Request: What follows is a set of records; restate each one word for word and drop the pictures.

Extracted data:
>> start

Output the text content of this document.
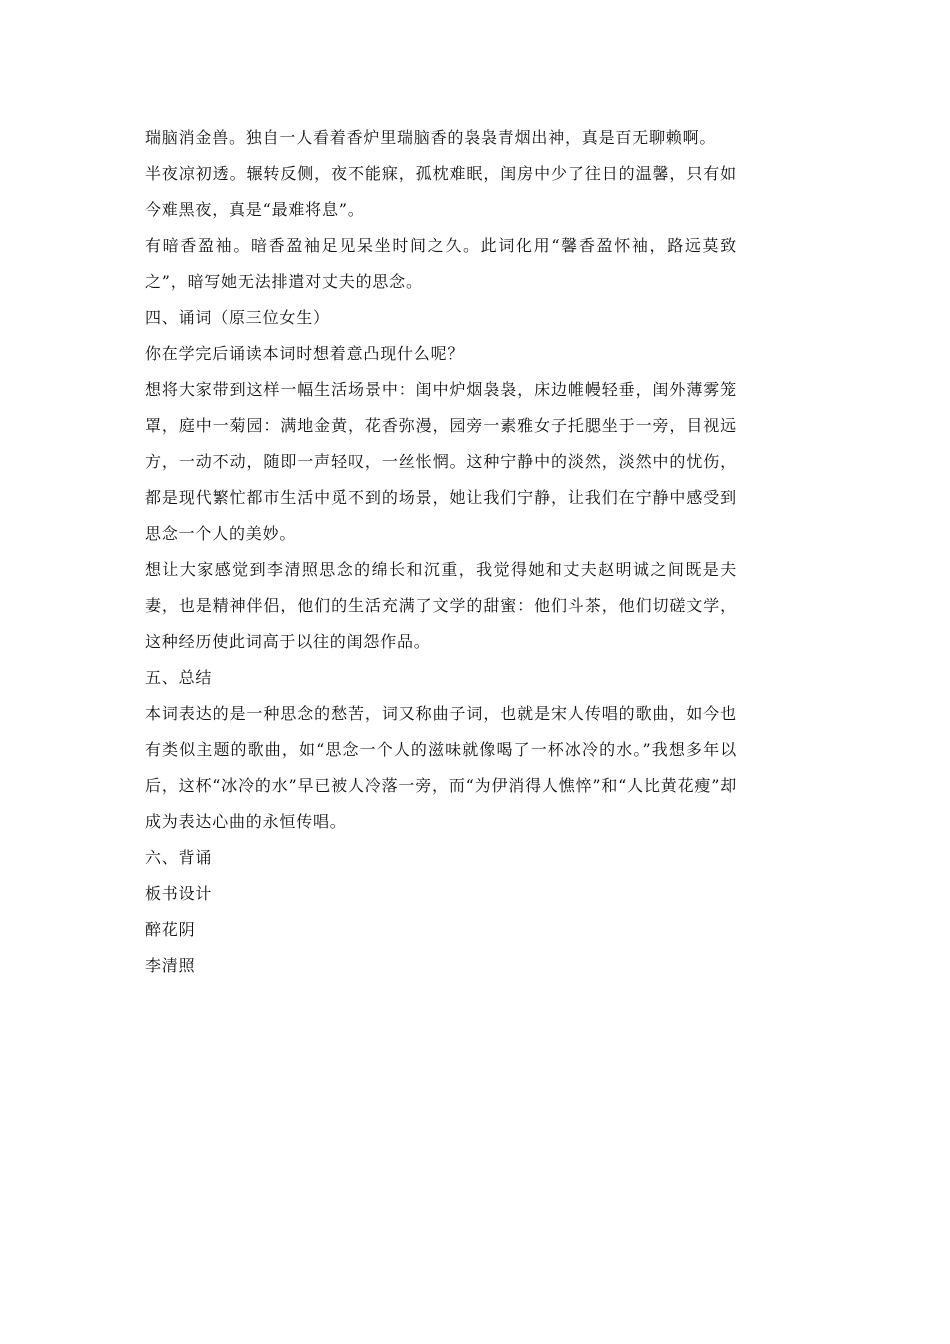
瑞脑消金兽。独自一人看着香炉里瑞脑香的袅袅青烟出神，真是百无聊赖啊。

半夜凉初透。辗转反侧，夜不能寐，孤枕难眠，闺房中少了往日的温馨，只有如今难黑夜，真是“最难将息”。

有暗香盈袖。暗香盈袖足见呆坐时间之久。此词化用“馨香盈怀袖，路远莫致之”，暗写她无法排遣对丈夫的思念。

四、诵词（原三位女生）

你在学完后诵读本词时想着意凸现什么呢？

想将大家带到这样一幅生活场景中：闺中炉烟袅袅，床边帷幔轻垂，闺外薄雾笼罩，庭中一菊园：满地金黄，花香弥漫，园旁一素雅女子托腮坐于一旁，目视远方，一动不动，随即一声轻叹，一丝怅惘。这种宁静中的淡然，淡然中的忧伤，都是现代繁忙都市生活中觅不到的场景，她让我们宁静，让我们在宁静中感受到思念一个人的美妙。

想让大家感觉到李清照思念的绵长和沉重，我觉得她和丈夫赵明诚之间既是夫妻，也是精神伴侣，他们的生活充满了文学的甜蜜：他们斗茶，他们切磋文学，这种经历使此词高于以往的闺怨作品。

五、总结

本词表达的是一种思念的愁苦，词又称曲子词，也就是宋人传唱的歌曲，如今也有类似主题的歌曲，如“思念一个人的滋味就像喝了一杯冰冷的水。”我想多年以后，这杯“冰冷的水”早已被人冷落一旁，而“为伊消得人憔悴”和“人比黄花瘦”却成为表达心曲的永恒传唱。

六、背诵

板书设计

醉花阴

李清照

>> end

Answer to the exercise:
Output the text content of this document.
瑞脑消金兽。独自一人看着香炉里瑞脑香的袅袅青烟出神，真是百无聊赖啊。

半夜凉初透。辗转反侧，夜不能寐，孤枕难眠，闺房中少了往日的温馨，只有如今难黑夜，真是“最难将息”。

有暗香盈袖。暗香盈袖足见呆坐时间之久。此词化用“馨香盈怀袖，路远莫致之”，暗写她无法排遣对丈夫的思念。

四、诵词（原三位女生）

你在学完后诵读本词时想着意凸现什么呢？

想将大家带到这样一幅生活场景中：闺中炉烟袅袅，床边帷幔轻垂，闺外薄雾笼罩，庭中一菊园：满地金黄，花香弥漫，园旁一素雅女子托腮坐于一旁，目视远方，一动不动，随即一声轻叹，一丝怅惘。这种宁静中的淡然，淡然中的忧伤，都是现代繁忙都市生活中觅不到的场景，她让我们宁静，让我们在宁静中感受到思念一个人的美妙。

想让大家感觉到李清照思念的绵长和沉重，我觉得她和丈夫赵明诚之间既是夫妻，也是精神伴侣，他们的生活充满了文学的甜蜜：他们斗茶，他们切磋文学，这种经历使此词高于以往的闺怨作品。

五、总结

本词表达的是一种思念的愁苦，词又称曲子词，也就是宋人传唱的歌曲，如今也有类似主题的歌曲，如“思念一个人的滋味就像喝了一杯冰冷的水。”我想多年以后，这杯“冰冷的水”早已被人冷落一旁，而“为伊消得人憔悴”和“人比黄花瘦”却成为表达心曲的永恒传唱。

六、背诵

板书设计

醉花阴

李清照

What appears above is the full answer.